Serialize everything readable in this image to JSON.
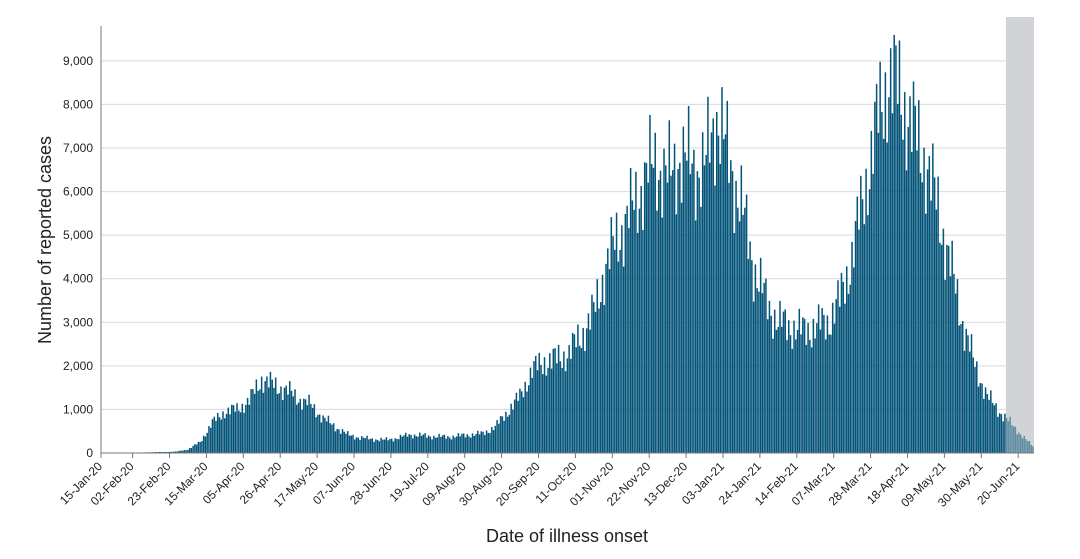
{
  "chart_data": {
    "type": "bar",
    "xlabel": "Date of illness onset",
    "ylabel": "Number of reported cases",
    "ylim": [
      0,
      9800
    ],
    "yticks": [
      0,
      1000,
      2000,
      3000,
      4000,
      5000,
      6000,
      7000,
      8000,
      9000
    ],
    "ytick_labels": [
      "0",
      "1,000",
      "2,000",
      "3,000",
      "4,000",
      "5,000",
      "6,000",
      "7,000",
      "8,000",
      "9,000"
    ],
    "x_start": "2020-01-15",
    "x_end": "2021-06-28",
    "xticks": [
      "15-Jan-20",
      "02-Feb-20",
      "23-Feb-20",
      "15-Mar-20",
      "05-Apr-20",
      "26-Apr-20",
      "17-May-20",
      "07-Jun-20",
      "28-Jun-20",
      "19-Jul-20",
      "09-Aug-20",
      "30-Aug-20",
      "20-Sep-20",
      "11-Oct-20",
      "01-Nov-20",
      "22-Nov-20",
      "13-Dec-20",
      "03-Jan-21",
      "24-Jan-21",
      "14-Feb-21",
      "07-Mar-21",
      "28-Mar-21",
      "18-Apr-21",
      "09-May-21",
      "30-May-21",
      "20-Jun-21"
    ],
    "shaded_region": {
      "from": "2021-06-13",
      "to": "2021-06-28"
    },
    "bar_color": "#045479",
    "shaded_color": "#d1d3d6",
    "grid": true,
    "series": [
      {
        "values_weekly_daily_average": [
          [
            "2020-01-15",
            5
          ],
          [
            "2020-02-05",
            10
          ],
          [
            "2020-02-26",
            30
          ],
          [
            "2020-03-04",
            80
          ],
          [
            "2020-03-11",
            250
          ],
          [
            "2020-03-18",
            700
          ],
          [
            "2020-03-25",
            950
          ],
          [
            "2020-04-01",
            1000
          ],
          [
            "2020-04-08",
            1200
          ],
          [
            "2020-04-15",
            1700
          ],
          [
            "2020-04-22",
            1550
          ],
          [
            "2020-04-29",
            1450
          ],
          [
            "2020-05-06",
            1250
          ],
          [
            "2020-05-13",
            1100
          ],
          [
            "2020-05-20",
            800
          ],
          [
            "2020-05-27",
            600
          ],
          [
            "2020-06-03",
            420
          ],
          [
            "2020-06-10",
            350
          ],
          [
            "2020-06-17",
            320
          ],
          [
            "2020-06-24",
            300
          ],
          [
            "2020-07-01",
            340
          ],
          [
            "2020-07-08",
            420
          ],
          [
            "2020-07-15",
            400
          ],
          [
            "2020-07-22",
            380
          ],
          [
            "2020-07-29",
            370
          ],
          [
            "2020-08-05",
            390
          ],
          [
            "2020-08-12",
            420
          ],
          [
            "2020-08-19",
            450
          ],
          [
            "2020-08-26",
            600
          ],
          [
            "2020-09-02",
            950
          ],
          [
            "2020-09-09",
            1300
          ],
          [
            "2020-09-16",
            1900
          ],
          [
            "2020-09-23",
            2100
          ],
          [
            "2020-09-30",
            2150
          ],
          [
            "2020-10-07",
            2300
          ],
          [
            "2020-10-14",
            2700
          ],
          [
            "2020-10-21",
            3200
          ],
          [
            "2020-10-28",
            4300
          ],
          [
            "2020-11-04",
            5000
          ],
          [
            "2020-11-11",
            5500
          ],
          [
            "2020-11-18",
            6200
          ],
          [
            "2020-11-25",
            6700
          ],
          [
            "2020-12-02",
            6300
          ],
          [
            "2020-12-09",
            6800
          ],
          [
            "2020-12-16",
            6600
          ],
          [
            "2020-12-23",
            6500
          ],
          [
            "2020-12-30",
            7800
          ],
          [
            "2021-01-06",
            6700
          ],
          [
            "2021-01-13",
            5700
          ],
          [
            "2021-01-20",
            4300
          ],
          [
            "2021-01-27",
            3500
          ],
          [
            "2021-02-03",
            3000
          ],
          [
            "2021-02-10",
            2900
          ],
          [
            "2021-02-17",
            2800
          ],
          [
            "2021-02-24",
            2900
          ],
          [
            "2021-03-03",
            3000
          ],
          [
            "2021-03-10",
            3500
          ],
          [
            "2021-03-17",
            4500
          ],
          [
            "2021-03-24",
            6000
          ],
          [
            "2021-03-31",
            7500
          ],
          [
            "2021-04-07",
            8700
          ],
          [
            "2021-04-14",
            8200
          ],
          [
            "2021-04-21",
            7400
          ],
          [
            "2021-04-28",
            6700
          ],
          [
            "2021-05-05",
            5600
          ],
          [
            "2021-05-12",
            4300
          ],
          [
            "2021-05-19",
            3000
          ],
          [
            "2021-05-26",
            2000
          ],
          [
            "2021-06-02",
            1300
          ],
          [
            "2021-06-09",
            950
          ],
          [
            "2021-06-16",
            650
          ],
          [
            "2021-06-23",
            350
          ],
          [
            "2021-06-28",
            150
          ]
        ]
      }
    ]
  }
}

▬▬▬

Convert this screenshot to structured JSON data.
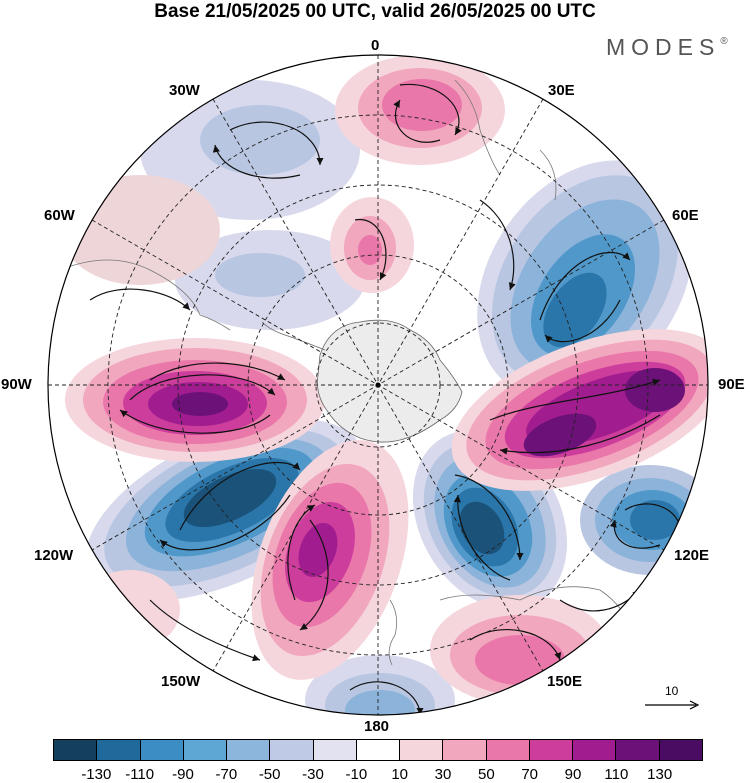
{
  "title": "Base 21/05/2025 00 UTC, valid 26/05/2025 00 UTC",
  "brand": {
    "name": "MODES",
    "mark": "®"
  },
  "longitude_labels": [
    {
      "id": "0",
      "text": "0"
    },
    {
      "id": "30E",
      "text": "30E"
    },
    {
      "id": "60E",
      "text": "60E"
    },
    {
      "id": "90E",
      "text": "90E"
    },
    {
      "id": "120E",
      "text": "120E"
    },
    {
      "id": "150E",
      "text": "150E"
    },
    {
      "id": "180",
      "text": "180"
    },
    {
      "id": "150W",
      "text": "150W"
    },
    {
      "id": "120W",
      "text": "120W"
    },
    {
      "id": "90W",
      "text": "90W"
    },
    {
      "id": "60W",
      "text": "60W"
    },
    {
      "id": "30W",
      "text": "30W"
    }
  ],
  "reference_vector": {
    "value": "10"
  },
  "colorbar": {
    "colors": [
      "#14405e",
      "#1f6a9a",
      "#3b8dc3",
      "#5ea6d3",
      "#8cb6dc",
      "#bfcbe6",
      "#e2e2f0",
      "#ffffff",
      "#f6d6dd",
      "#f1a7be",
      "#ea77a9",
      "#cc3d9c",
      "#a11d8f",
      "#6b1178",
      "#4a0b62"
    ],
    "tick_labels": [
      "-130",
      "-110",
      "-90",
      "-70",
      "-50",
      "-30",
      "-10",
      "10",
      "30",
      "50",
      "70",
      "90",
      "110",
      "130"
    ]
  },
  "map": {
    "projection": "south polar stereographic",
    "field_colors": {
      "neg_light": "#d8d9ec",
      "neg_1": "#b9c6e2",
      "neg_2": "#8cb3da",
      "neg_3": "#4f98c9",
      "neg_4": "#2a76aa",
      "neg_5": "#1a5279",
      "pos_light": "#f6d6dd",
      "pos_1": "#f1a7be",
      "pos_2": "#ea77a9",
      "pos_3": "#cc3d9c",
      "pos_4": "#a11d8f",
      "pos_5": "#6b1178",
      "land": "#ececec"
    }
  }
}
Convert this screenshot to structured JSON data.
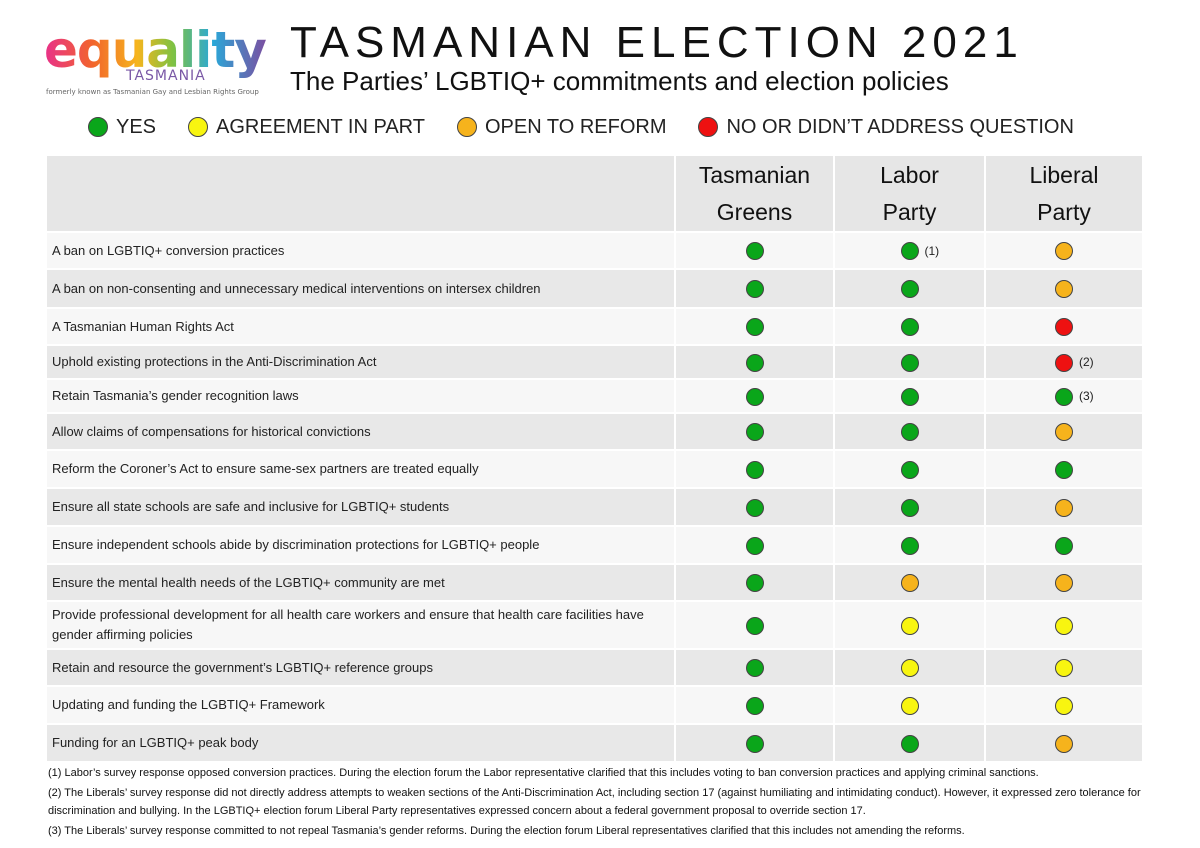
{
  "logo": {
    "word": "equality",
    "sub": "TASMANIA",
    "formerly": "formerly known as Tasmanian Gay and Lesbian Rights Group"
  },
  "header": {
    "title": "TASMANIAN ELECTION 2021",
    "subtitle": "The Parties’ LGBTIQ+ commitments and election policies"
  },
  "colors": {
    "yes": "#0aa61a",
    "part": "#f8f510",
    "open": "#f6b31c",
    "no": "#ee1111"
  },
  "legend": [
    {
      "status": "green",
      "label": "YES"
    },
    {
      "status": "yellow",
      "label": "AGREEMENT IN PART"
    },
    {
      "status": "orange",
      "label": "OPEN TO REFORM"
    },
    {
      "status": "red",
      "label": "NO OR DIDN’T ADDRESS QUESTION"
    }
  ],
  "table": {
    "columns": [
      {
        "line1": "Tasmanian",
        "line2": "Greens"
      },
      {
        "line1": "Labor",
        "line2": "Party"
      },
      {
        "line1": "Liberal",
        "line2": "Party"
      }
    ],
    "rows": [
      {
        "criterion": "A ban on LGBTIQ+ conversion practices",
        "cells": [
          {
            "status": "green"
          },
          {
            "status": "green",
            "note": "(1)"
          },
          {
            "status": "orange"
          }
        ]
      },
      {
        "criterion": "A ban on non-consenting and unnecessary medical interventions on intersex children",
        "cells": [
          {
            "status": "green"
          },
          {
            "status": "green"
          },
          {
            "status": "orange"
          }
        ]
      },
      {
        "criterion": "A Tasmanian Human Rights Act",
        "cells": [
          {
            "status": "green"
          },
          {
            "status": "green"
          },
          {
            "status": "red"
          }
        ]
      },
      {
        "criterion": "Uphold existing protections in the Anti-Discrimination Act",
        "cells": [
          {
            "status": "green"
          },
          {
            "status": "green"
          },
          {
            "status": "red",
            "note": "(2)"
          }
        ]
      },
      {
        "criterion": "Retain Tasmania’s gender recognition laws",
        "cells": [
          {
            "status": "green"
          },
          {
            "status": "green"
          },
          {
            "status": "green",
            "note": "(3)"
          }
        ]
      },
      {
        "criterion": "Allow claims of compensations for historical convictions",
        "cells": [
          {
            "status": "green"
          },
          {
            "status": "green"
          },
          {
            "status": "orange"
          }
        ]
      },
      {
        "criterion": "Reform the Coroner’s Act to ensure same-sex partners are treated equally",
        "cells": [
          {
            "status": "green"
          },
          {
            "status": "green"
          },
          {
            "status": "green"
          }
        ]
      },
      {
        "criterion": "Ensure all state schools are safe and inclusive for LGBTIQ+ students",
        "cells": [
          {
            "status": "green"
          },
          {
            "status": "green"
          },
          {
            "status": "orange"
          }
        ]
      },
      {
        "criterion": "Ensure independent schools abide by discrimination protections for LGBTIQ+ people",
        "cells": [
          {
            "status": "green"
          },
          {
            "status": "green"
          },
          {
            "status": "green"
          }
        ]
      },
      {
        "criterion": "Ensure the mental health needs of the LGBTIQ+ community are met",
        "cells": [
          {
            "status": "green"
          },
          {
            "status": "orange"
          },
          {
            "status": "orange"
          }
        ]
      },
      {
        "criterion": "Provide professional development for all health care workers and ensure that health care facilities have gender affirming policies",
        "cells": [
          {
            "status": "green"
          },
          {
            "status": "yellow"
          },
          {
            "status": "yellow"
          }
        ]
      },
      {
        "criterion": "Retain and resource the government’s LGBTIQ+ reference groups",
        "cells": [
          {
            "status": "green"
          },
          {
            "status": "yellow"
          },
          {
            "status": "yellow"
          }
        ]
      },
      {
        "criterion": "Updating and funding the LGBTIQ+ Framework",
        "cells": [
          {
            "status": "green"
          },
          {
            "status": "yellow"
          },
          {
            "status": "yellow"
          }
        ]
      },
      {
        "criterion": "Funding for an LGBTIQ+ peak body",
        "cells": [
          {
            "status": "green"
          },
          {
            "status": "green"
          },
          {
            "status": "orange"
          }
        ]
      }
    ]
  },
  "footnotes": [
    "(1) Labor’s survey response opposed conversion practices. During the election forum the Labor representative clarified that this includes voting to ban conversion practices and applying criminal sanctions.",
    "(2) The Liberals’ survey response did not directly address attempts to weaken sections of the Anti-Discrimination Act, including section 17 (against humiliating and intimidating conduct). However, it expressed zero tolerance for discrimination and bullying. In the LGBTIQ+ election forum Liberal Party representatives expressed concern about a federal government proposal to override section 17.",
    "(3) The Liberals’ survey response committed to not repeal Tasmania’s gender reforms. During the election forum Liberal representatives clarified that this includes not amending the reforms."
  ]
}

▬▬▬

▸ **WORK TO DO**:
Only the number is required: the count of lines containing the word "that".

▸ **PROBLEM SOLUTION**:
3